:: DESCRIPTION OF THE TASK ::
Copy each line exactly. Drop every picture.

Dataset rows about figures:
[start]
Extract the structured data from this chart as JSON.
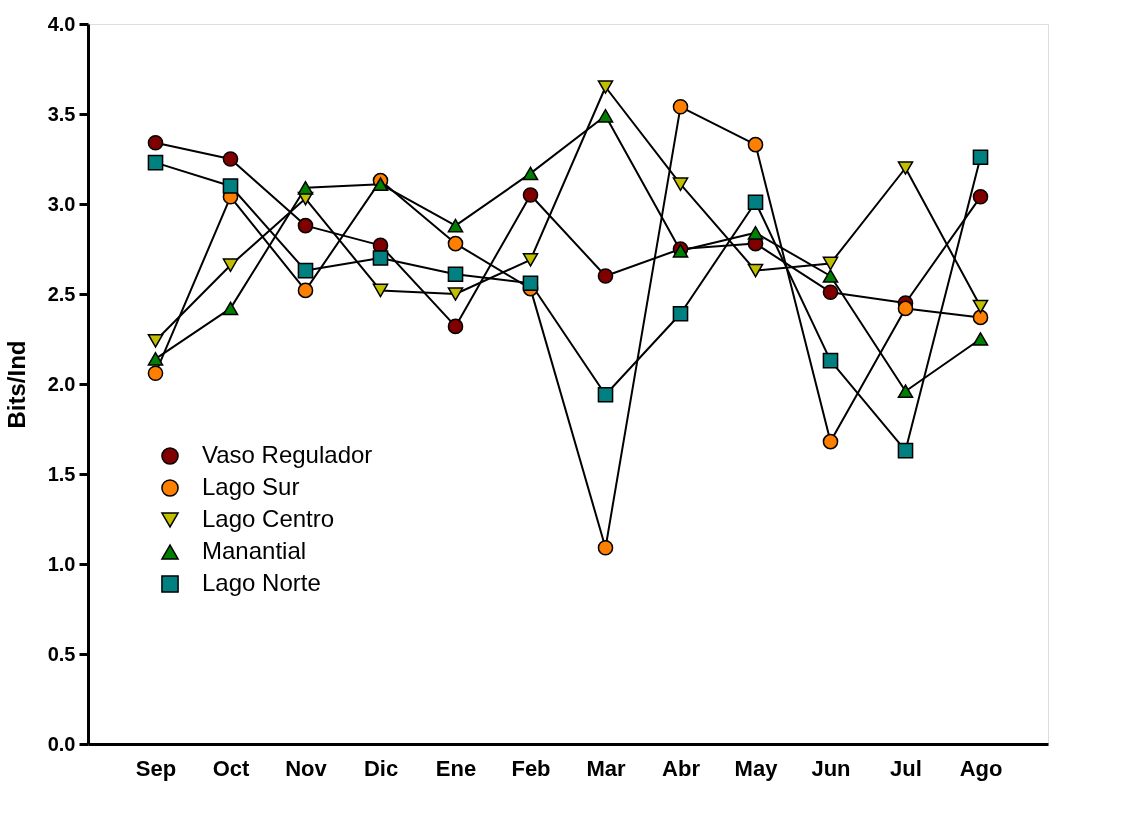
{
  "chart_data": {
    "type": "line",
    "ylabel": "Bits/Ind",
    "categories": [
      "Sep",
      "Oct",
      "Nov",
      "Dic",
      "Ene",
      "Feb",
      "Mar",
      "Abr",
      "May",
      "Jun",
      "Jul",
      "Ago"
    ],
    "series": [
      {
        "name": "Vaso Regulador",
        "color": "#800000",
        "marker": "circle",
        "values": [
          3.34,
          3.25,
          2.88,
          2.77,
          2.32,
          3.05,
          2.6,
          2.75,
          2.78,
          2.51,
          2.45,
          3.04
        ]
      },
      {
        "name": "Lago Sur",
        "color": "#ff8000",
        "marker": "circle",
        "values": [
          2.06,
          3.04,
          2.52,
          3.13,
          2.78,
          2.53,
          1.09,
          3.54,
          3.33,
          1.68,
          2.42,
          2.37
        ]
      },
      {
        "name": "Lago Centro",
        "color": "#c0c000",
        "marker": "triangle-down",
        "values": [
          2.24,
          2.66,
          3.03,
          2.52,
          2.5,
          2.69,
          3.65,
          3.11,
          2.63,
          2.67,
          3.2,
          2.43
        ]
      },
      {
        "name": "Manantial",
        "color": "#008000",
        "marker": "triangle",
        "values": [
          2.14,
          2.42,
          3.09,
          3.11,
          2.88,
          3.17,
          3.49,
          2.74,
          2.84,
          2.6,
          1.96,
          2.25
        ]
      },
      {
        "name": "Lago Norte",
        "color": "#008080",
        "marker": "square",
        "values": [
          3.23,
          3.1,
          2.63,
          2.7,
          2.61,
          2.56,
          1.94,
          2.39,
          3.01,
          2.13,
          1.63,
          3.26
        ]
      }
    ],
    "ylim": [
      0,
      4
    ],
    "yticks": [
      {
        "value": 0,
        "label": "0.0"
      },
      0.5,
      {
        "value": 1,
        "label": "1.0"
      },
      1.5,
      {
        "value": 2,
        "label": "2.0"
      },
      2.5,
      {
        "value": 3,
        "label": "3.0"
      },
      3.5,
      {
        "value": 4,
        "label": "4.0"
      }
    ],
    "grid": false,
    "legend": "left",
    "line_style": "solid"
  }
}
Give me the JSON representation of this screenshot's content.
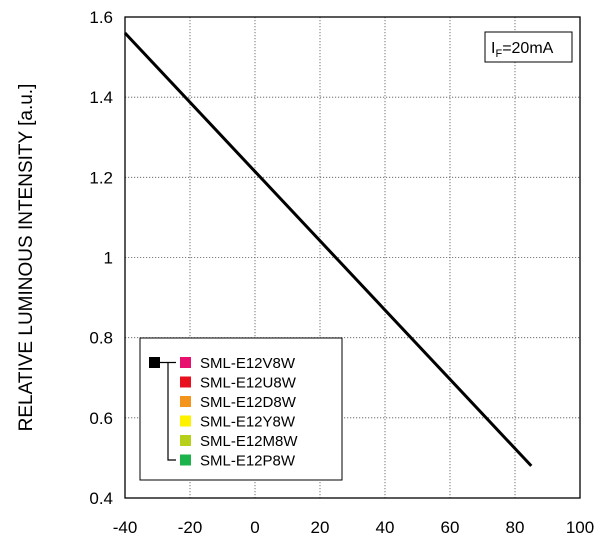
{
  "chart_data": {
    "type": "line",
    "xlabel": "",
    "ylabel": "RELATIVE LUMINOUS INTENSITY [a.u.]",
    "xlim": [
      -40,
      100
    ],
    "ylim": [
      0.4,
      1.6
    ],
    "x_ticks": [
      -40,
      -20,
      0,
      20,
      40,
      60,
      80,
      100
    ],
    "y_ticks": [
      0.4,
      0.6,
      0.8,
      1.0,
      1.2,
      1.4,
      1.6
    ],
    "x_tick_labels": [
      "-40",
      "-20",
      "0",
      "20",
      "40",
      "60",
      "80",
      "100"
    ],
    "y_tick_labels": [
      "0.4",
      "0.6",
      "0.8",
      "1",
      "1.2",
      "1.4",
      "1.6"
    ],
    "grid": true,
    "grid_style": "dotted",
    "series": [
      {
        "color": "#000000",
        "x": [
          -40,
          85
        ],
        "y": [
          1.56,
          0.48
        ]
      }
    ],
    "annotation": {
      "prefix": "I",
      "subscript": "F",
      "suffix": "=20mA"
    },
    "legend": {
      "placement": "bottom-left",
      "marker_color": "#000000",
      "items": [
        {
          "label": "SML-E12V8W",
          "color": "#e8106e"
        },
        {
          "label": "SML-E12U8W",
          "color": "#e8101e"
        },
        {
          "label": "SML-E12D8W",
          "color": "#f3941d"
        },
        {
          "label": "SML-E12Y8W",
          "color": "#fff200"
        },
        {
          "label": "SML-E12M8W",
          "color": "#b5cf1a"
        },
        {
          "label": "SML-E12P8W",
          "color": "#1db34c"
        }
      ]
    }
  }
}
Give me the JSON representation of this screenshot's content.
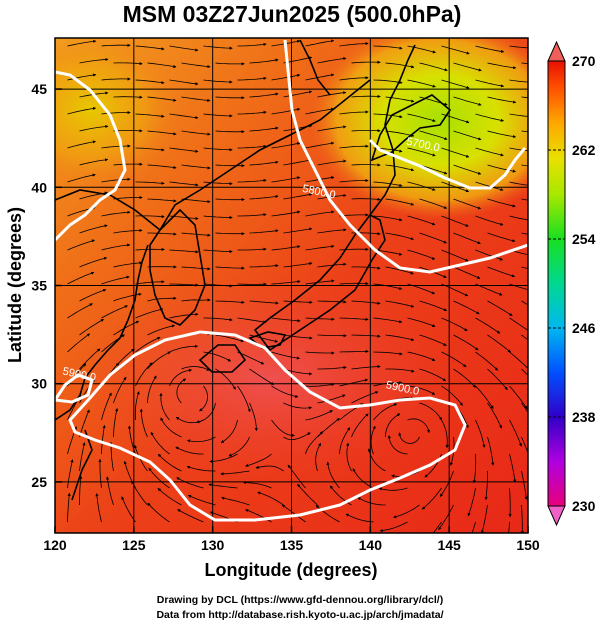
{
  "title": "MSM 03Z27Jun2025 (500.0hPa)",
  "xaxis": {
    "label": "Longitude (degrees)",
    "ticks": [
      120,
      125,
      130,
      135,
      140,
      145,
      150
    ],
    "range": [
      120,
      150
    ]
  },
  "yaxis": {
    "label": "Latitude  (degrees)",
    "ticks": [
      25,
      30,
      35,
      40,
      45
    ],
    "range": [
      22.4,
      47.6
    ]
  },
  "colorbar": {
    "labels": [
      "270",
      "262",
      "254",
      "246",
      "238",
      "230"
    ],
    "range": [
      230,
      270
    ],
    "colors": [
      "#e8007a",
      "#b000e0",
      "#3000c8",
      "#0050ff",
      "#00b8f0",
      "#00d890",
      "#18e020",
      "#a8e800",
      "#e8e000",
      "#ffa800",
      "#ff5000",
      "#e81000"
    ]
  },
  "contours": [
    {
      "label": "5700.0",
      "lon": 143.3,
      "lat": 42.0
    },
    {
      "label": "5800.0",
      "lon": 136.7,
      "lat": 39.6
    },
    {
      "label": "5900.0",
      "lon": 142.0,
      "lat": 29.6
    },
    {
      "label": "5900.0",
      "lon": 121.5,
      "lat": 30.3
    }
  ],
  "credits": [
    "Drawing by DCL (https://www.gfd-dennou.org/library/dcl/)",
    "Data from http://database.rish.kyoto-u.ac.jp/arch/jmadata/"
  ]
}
[end]
:: RESULT ::
Extract the structured data from this chart as JSON.
{
  "chart_data": {
    "type": "line",
    "ylabel": "Bits/Ind",
    "categories": [
      "Sep",
      "Oct",
      "Nov",
      "Dic",
      "Ene",
      "Feb",
      "Mar",
      "Abr",
      "May",
      "Jun",
      "Jul",
      "Ago"
    ],
    "series": [
      {
        "name": "Vaso Regulador",
        "color": "#800000",
        "marker": "circle",
        "values": [
          3.34,
          3.25,
          2.88,
          2.77,
          2.32,
          3.05,
          2.6,
          2.75,
          2.78,
          2.51,
          2.45,
          3.04
        ]
      },
      {
        "name": "Lago Sur",
        "color": "#ff8000",
        "marker": "circle",
        "values": [
          2.06,
          3.04,
          2.52,
          3.13,
          2.78,
          2.53,
          1.09,
          3.54,
          3.33,
          1.68,
          2.42,
          2.37
        ]
      },
      {
        "name": "Lago Centro",
        "color": "#c0c000",
        "marker": "triangle-down",
        "values": [
          2.24,
          2.66,
          3.03,
          2.52,
          2.5,
          2.69,
          3.65,
          3.11,
          2.63,
          2.67,
          3.2,
          2.43
        ]
      },
      {
        "name": "Manantial",
        "color": "#008000",
        "marker": "triangle",
        "values": [
          2.14,
          2.42,
          3.09,
          3.11,
          2.88,
          3.17,
          3.49,
          2.74,
          2.84,
          2.6,
          1.96,
          2.25
        ]
      },
      {
        "name": "Lago Norte",
        "color": "#008080",
        "marker": "square",
        "values": [
          3.23,
          3.1,
          2.63,
          2.7,
          2.61,
          2.56,
          1.94,
          2.39,
          3.01,
          2.13,
          1.63,
          3.26
        ]
      }
    ],
    "ylim": [
      0,
      4
    ],
    "yticks": [
      {
        "value": 0,
        "label": "0.0"
      },
      0.5,
      {
        "value": 1,
        "label": "1.0"
      },
      1.5,
      {
        "value": 2,
        "label": "2.0"
      },
      2.5,
      {
        "value": 3,
        "label": "3.0"
      },
      3.5,
      {
        "value": 4,
        "label": "4.0"
      }
    ],
    "grid": false,
    "legend": "left",
    "line_style": "solid"
  }
}
Give me the JSON representation of this screenshot's content.
{
  "chart_data": {
    "type": "line",
    "xlabel": "",
    "ylabel": "RELATIVE LUMINOUS INTENSITY [a.u.]",
    "xlim": [
      -40,
      100
    ],
    "ylim": [
      0.4,
      1.6
    ],
    "x_ticks": [
      -40,
      -20,
      0,
      20,
      40,
      60,
      80,
      100
    ],
    "y_ticks": [
      0.4,
      0.6,
      0.8,
      1.0,
      1.2,
      1.4,
      1.6
    ],
    "x_tick_labels": [
      "-40",
      "-20",
      "0",
      "20",
      "40",
      "60",
      "80",
      "100"
    ],
    "y_tick_labels": [
      "0.4",
      "0.6",
      "0.8",
      "1",
      "1.2",
      "1.4",
      "1.6"
    ],
    "grid": true,
    "grid_style": "dotted",
    "series": [
      {
        "color": "#000000",
        "x": [
          -40,
          85
        ],
        "y": [
          1.56,
          0.48
        ]
      }
    ],
    "annotation": {
      "prefix": "I",
      "subscript": "F",
      "suffix": "=20mA"
    },
    "legend": {
      "placement": "bottom-left",
      "marker_color": "#000000",
      "items": [
        {
          "label": "SML-E12V8W",
          "color": "#e8106e"
        },
        {
          "label": "SML-E12U8W",
          "color": "#e8101e"
        },
        {
          "label": "SML-E12D8W",
          "color": "#f3941d"
        },
        {
          "label": "SML-E12Y8W",
          "color": "#fff200"
        },
        {
          "label": "SML-E12M8W",
          "color": "#b5cf1a"
        },
        {
          "label": "SML-E12P8W",
          "color": "#1db34c"
        }
      ]
    }
  }
}
Give me the JSON representation of this screenshot's content.
{
  "title": "MSM 03Z27Jun2025 (500.0hPa)",
  "xaxis": {
    "label": "Longitude (degrees)",
    "ticks": [
      120,
      125,
      130,
      135,
      140,
      145,
      150
    ],
    "range": [
      120,
      150
    ]
  },
  "yaxis": {
    "label": "Latitude  (degrees)",
    "ticks": [
      25,
      30,
      35,
      40,
      45
    ],
    "range": [
      22.4,
      47.6
    ]
  },
  "colorbar": {
    "labels": [
      "270",
      "262",
      "254",
      "246",
      "238",
      "230"
    ],
    "range": [
      230,
      270
    ],
    "colors": [
      "#e8007a",
      "#b000e0",
      "#3000c8",
      "#0050ff",
      "#00b8f0",
      "#00d890",
      "#18e020",
      "#a8e800",
      "#e8e000",
      "#ffa800",
      "#ff5000",
      "#e81000"
    ]
  },
  "contours": [
    {
      "label": "5700.0",
      "lon": 143.3,
      "lat": 42.0
    },
    {
      "label": "5800.0",
      "lon": 136.7,
      "lat": 39.6
    },
    {
      "label": "5900.0",
      "lon": 142.0,
      "lat": 29.6
    },
    {
      "label": "5900.0",
      "lon": 121.5,
      "lat": 30.3
    }
  ],
  "credits": [
    "Drawing by DCL (https://www.gfd-dennou.org/library/dcl/)",
    "Data from http://database.rish.kyoto-u.ac.jp/arch/jmadata/"
  ]
}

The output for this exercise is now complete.